Interface dataset entries
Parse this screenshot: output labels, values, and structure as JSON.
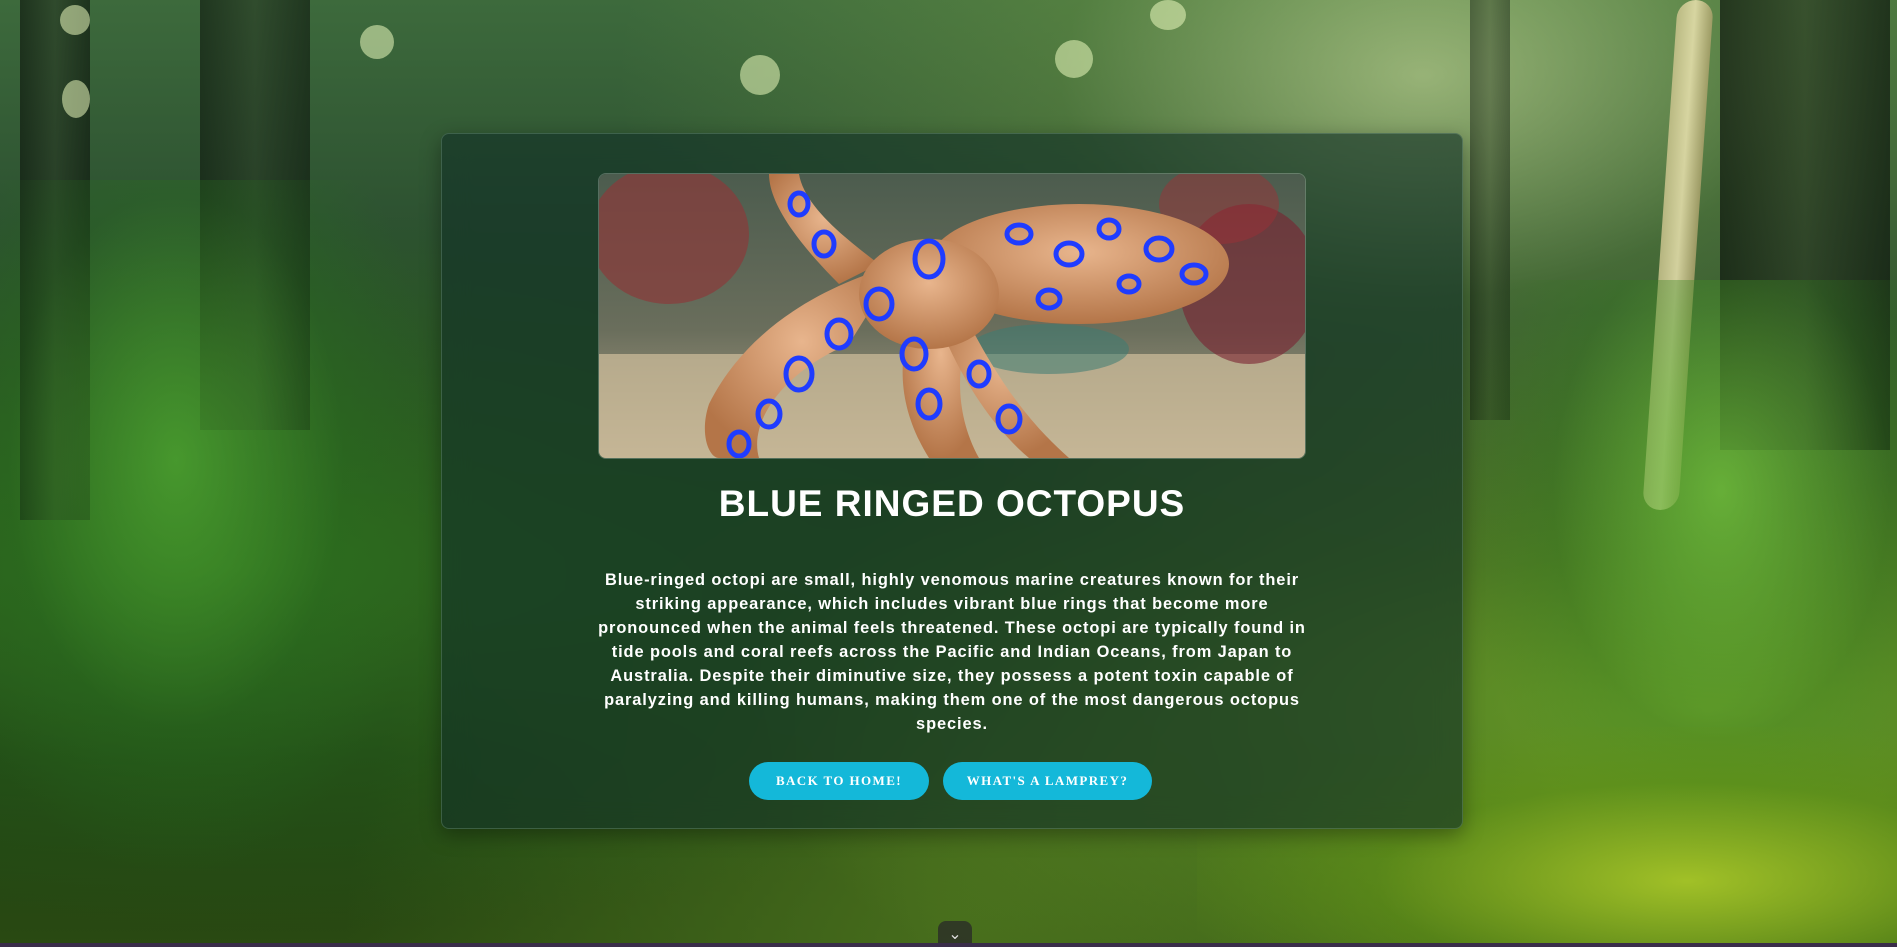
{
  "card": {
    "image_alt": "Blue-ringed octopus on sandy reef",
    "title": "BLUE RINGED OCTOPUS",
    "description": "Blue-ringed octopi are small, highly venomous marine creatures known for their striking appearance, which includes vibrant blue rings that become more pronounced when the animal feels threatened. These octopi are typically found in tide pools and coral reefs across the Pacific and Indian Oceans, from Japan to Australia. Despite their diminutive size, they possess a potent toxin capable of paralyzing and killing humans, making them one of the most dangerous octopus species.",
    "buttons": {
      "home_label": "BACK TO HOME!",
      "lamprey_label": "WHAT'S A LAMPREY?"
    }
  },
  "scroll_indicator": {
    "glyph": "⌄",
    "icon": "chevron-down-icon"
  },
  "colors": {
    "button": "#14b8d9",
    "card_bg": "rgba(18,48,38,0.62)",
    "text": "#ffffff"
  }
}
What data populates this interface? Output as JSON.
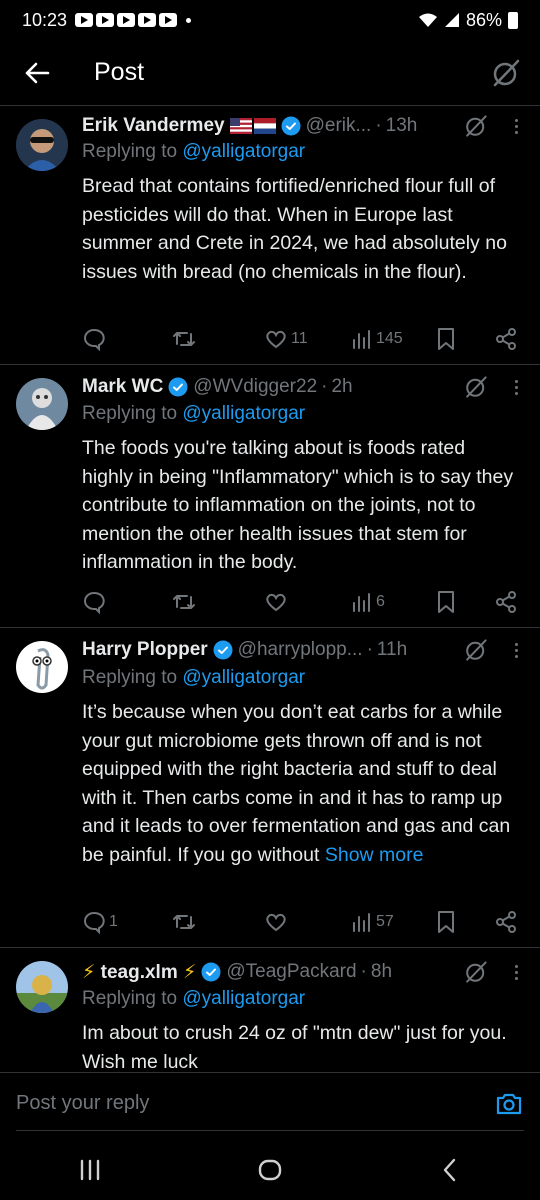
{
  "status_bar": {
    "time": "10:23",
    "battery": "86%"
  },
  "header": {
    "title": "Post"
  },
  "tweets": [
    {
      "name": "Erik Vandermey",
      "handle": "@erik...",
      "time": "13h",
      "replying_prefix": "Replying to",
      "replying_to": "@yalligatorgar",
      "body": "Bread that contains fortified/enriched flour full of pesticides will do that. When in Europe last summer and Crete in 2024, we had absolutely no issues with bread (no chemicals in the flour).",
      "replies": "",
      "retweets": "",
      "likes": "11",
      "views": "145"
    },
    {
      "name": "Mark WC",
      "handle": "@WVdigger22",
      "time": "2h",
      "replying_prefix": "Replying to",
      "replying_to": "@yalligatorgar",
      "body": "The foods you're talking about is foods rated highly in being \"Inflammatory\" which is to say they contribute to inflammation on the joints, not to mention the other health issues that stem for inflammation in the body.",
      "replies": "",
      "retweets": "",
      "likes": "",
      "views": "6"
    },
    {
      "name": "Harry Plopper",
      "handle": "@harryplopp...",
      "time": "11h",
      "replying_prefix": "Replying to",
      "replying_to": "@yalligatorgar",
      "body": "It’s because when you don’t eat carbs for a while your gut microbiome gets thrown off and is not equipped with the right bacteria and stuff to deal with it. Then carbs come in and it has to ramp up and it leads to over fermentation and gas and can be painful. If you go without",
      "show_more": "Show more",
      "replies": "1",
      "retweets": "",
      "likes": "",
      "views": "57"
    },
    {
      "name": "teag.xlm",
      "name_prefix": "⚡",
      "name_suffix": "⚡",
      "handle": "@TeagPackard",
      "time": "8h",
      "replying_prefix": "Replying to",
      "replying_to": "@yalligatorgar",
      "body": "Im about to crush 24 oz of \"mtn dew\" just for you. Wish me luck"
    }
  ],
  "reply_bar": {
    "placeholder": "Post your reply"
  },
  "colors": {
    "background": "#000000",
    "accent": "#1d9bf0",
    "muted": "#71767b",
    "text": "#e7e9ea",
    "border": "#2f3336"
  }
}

==

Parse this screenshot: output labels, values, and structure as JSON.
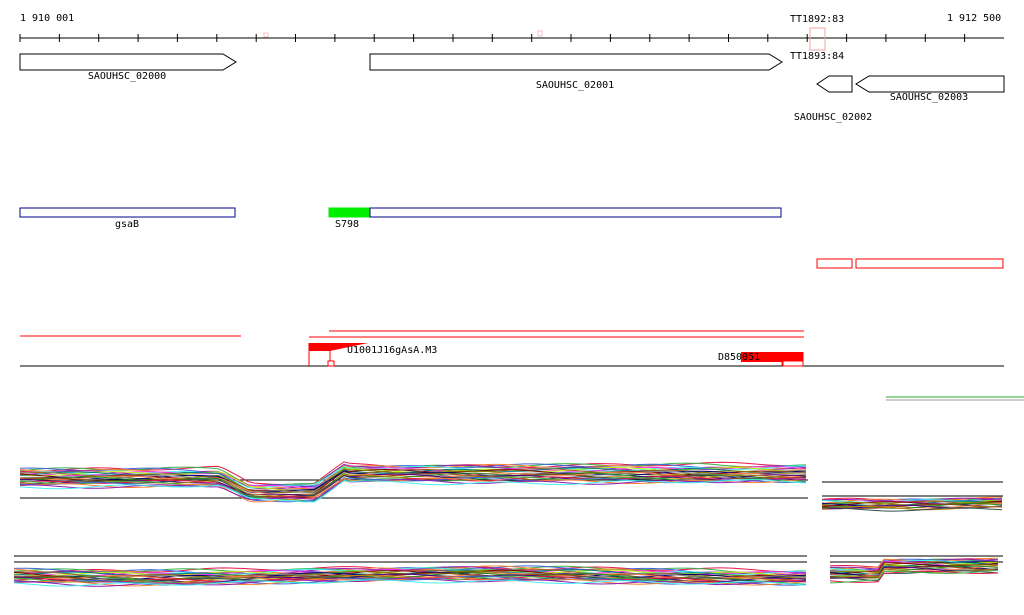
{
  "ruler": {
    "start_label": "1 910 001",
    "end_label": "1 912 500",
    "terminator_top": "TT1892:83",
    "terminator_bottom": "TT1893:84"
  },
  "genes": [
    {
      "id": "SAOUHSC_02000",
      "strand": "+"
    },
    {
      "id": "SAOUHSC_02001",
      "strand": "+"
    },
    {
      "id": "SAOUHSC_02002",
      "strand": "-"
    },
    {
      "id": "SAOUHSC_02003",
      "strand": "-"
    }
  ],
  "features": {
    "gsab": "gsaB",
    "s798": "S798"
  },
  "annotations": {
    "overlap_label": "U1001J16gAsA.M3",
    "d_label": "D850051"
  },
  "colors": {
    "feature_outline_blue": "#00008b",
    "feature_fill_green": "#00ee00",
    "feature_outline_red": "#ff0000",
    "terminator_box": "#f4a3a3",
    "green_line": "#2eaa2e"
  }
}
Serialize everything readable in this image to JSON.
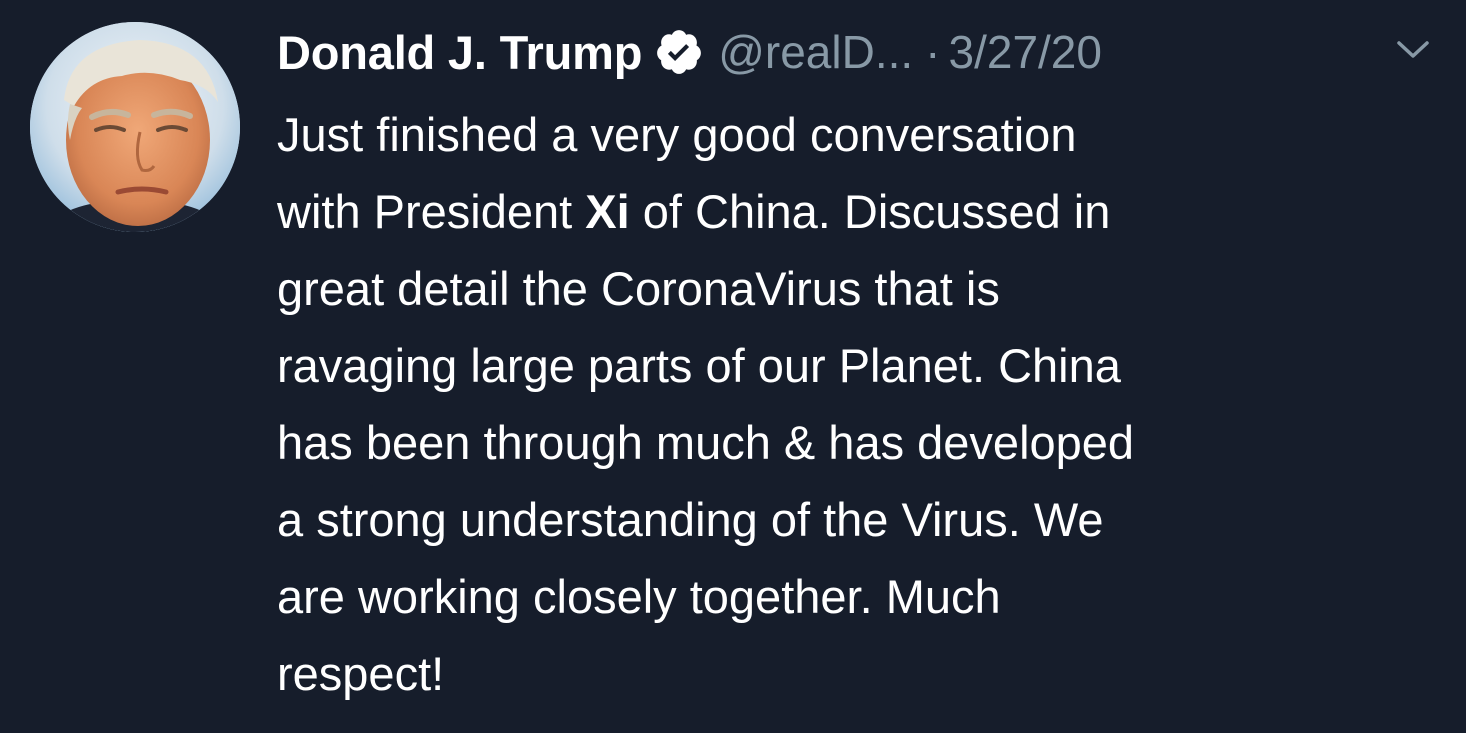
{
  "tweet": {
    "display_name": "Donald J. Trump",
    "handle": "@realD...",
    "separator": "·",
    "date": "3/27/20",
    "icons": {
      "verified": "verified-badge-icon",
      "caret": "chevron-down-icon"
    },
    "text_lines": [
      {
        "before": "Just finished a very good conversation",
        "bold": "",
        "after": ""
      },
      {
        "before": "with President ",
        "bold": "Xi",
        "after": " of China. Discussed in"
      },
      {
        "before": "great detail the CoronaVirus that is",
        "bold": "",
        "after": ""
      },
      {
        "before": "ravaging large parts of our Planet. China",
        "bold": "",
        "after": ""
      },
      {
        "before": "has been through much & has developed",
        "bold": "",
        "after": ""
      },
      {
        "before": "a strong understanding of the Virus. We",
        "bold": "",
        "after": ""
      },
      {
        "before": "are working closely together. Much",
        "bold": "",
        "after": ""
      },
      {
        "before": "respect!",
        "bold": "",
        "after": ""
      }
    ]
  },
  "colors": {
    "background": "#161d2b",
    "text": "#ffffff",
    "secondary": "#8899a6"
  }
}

▶ Work task: All lines above containing the string "about": copy each one.

▶ Task answer:
      "body": "The foods you're talking about is foods rated highly in being \"Inflammatory\" which is to say they contribute to inflammation on the joints, not to mention the other health issues that stem for inflammation in the body.",
      "body": "Im about to crush 24 oz of \"mtn dew\" just for you. Wish me luck"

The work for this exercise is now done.